» Input for this task
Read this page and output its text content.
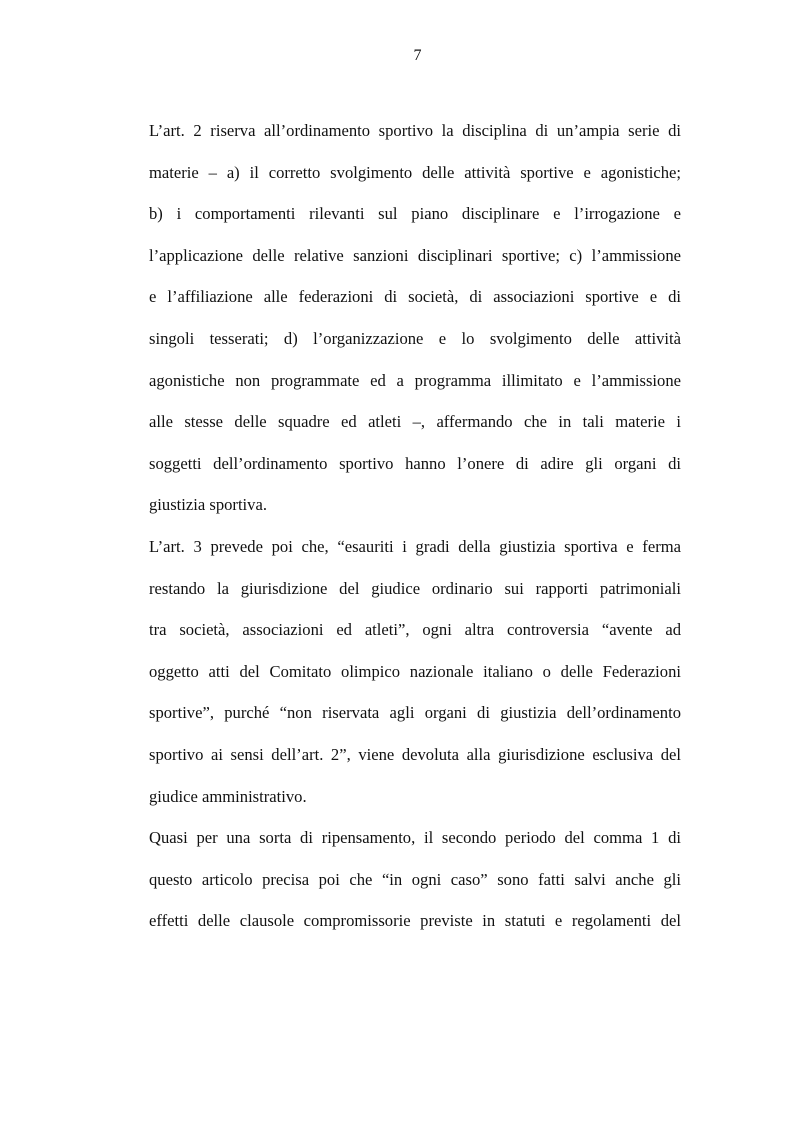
7
L’art. 2 riserva all’ordinamento sportivo la disciplina di un’ampia serie di
materie – a) il corretto svolgimento delle attività sportive e agonistiche;
b) i comportamenti rilevanti sul piano disciplinare e l’irrogazione e
l’applicazione delle relative sanzioni disciplinari sportive; c) l’ammissione
e l’affiliazione alle federazioni di società, di associazioni sportive e di
singoli tesserati; d) l’organizzazione e lo svolgimento delle attività
agonistiche non programmate ed a programma illimitato e l’ammissione
alle stesse delle squadre ed atleti –, affermando che in tali materie i
soggetti dell’ordinamento sportivo hanno l’onere di adire gli organi di
giustizia sportiva.
L’art. 3 prevede poi che, “esauriti i gradi della giustizia sportiva e ferma
restando la giurisdizione del giudice ordinario sui rapporti patrimoniali
tra società, associazioni ed atleti”, ogni altra controversia “avente ad
oggetto atti del Comitato olimpico nazionale italiano o delle Federazioni
sportive”, purché “non riservata agli organi di giustizia dell’ordinamento
sportivo ai sensi dell’art. 2”, viene devoluta alla giurisdizione esclusiva del
giudice amministrativo.
Quasi per una sorta di ripensamento, il secondo periodo del comma 1 di
questo articolo precisa poi che “in ogni caso” sono fatti salvi anche gli
effetti delle clausole compromissorie previste in statuti e regolamenti del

» Stated task
The listing above needs to be output again exactly. Don't include the pictures.

» Output for this exercise
Read this page and output its text content.
7
L’art. 2 riserva all’ordinamento sportivo la disciplina di un’ampia serie di
materie – a) il corretto svolgimento delle attività sportive e agonistiche;
b) i comportamenti rilevanti sul piano disciplinare e l’irrogazione e
l’applicazione delle relative sanzioni disciplinari sportive; c) l’ammissione
e l’affiliazione alle federazioni di società, di associazioni sportive e di
singoli tesserati; d) l’organizzazione e lo svolgimento delle attività
agonistiche non programmate ed a programma illimitato e l’ammissione
alle stesse delle squadre ed atleti –, affermando che in tali materie i
soggetti dell’ordinamento sportivo hanno l’onere di adire gli organi di
giustizia sportiva.
L’art. 3 prevede poi che, “esauriti i gradi della giustizia sportiva e ferma
restando la giurisdizione del giudice ordinario sui rapporti patrimoniali
tra società, associazioni ed atleti”, ogni altra controversia “avente ad
oggetto atti del Comitato olimpico nazionale italiano o delle Federazioni
sportive”, purché “non riservata agli organi di giustizia dell’ordinamento
sportivo ai sensi dell’art. 2”, viene devoluta alla giurisdizione esclusiva del
giudice amministrativo.
Quasi per una sorta di ripensamento, il secondo periodo del comma 1 di
questo articolo precisa poi che “in ogni caso” sono fatti salvi anche gli
effetti delle clausole compromissorie previste in statuti e regolamenti del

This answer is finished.